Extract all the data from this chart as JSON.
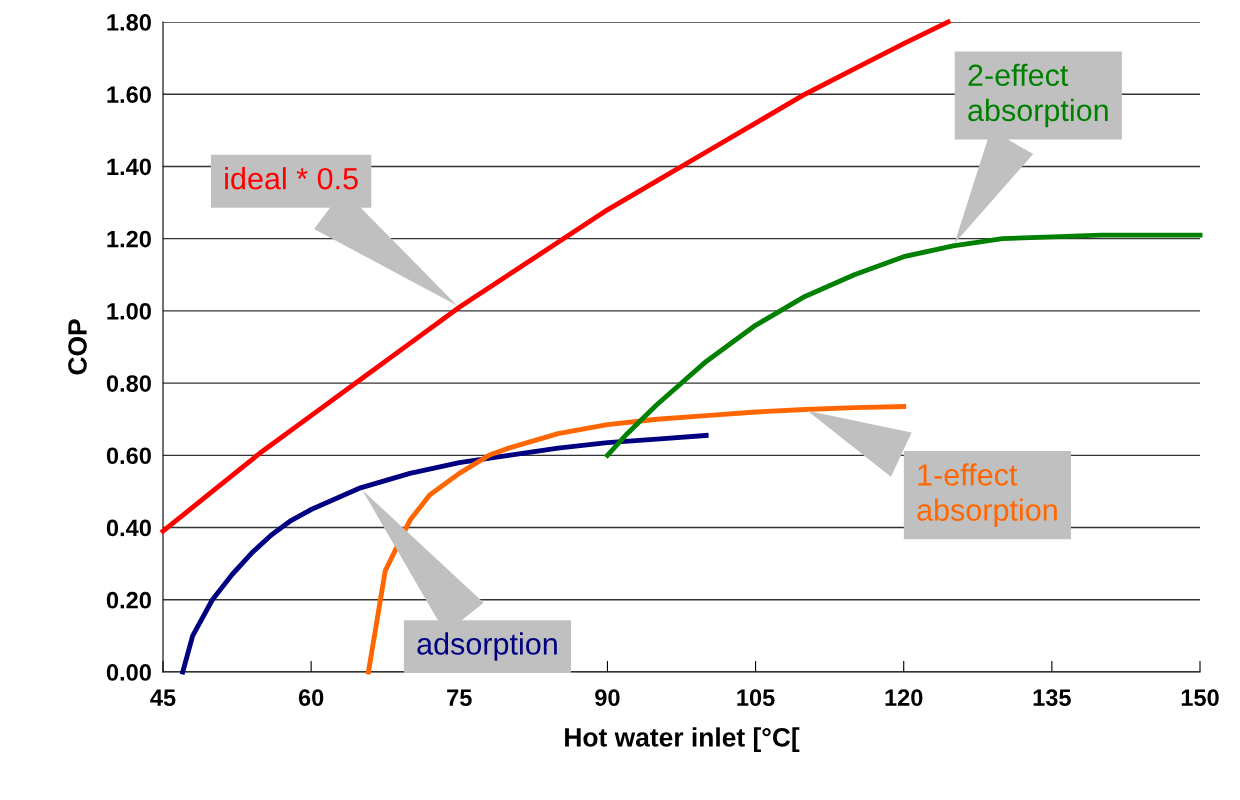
{
  "chart_data": {
    "type": "line",
    "xlabel": "Hot water inlet [°C[",
    "ylabel": "COP",
    "xlim": [
      45,
      150
    ],
    "xticks": [
      45,
      60,
      75,
      90,
      105,
      120,
      135,
      150
    ],
    "ylim": [
      0,
      1.8
    ],
    "yticks": [
      {
        "value": 0,
        "label": "0.00"
      },
      {
        "value": 0.2,
        "label": "0.20"
      },
      {
        "value": 0.4,
        "label": "0.40"
      },
      {
        "value": 0.6,
        "label": "0.60"
      },
      {
        "value": 0.8,
        "label": "0.80"
      },
      {
        "value": 1.0,
        "label": "1.00"
      },
      {
        "value": 1.2,
        "label": "1.20"
      },
      {
        "value": 1.4,
        "label": "1.40"
      },
      {
        "value": 1.6,
        "label": "1.60"
      },
      {
        "value": 1.8,
        "label": "1.80"
      }
    ],
    "grid": "y",
    "legend": false,
    "marker": "none",
    "line_style": "solid",
    "series": [
      {
        "name": "ideal * 0.5",
        "color": "#ff0000",
        "x": [
          45,
          50,
          55,
          60,
          65,
          70,
          75,
          80,
          85,
          90,
          95,
          100,
          105,
          110,
          115,
          120,
          124.5
        ],
        "values": [
          0.39,
          0.5,
          0.61,
          0.71,
          0.81,
          0.91,
          1.01,
          1.1,
          1.19,
          1.28,
          1.36,
          1.44,
          1.52,
          1.6,
          1.67,
          1.74,
          1.8
        ]
      },
      {
        "name": "adsorption",
        "color": "#000080",
        "x": [
          47,
          48,
          50,
          52,
          54,
          56,
          58,
          60,
          65,
          70,
          75,
          80,
          85,
          90,
          95,
          100
        ],
        "values": [
          0,
          0.1,
          0.2,
          0.27,
          0.33,
          0.38,
          0.42,
          0.45,
          0.51,
          0.55,
          0.58,
          0.6,
          0.62,
          0.635,
          0.645,
          0.655
        ]
      },
      {
        "name": "1-effect\nabsorption",
        "color": "#ff6600",
        "x": [
          65.8,
          67.5,
          70,
          72,
          75,
          78,
          80,
          85,
          90,
          95,
          100,
          105,
          110,
          115,
          120
        ],
        "values": [
          0,
          0.28,
          0.42,
          0.49,
          0.55,
          0.6,
          0.62,
          0.66,
          0.685,
          0.7,
          0.71,
          0.72,
          0.727,
          0.732,
          0.735
        ]
      },
      {
        "name": "2-effect\nabsorption",
        "color": "#008000",
        "x": [
          90,
          92,
          95,
          100,
          105,
          110,
          115,
          120,
          125,
          130,
          135,
          140,
          150
        ],
        "values": [
          0.6,
          0.66,
          0.74,
          0.86,
          0.96,
          1.04,
          1.1,
          1.15,
          1.18,
          1.2,
          1.205,
          1.21,
          1.21
        ]
      }
    ]
  }
}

━━━━━━━━

* Goal: Find every line in the records above that holds the word "effect", and copy each one.

* Problem solution:
        "name": "1-effect\nabsorption",
        "name": "2-effect\nabsorption",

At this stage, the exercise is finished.